[Collected data entries]
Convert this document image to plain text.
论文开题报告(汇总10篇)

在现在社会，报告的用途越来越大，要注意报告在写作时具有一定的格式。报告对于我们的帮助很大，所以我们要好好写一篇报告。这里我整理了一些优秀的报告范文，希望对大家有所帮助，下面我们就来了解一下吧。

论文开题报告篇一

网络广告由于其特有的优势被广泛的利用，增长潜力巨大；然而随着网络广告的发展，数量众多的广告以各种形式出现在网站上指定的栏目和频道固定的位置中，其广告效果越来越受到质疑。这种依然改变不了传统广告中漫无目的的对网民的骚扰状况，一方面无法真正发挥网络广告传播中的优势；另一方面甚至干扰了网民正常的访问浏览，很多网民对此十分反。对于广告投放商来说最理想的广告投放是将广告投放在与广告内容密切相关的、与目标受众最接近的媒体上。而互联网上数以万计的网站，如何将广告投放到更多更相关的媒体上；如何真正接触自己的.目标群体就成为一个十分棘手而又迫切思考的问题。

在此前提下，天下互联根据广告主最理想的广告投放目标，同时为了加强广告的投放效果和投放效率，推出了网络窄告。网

▶ **Given exercise**:
Produce an exact copy of the whole listing.

▶ **Full answer**:
Convert this document image to plain text.
论文开题报告(汇总10篇)

在现在社会，报告的用途越来越大，要注意报告在写作时具有一定的格式。报告对于我们的帮助很大，所以我们要好好写一篇报告。这里我整理了一些优秀的报告范文，希望对大家有所帮助，下面我们就来了解一下吧。

论文开题报告篇一

网络广告由于其特有的优势被广泛的利用，增长潜力巨大；然而随着网络广告的发展，数量众多的广告以各种形式出现在网站上指定的栏目和频道固定的位置中，其广告效果越来越受到质疑。这种依然改变不了传统广告中漫无目的的对网民的骚扰状况，一方面无法真正发挥网络广告传播中的优势；另一方面甚至干扰了网民正常的访问浏览，很多网民对此十分反。对于广告投放商来说最理想的广告投放是将广告投放在与广告内容密切相关的、与目标受众最接近的媒体上。而互联网上数以万计的网站，如何将广告投放到更多更相关的媒体上；如何真正接触自己的.目标群体就成为一个十分棘手而又迫切思考的问题。

在此前提下，天下互联根据广告主最理想的广告投放目标，同时为了加强广告的投放效果和投放效率，推出了网络窄告。网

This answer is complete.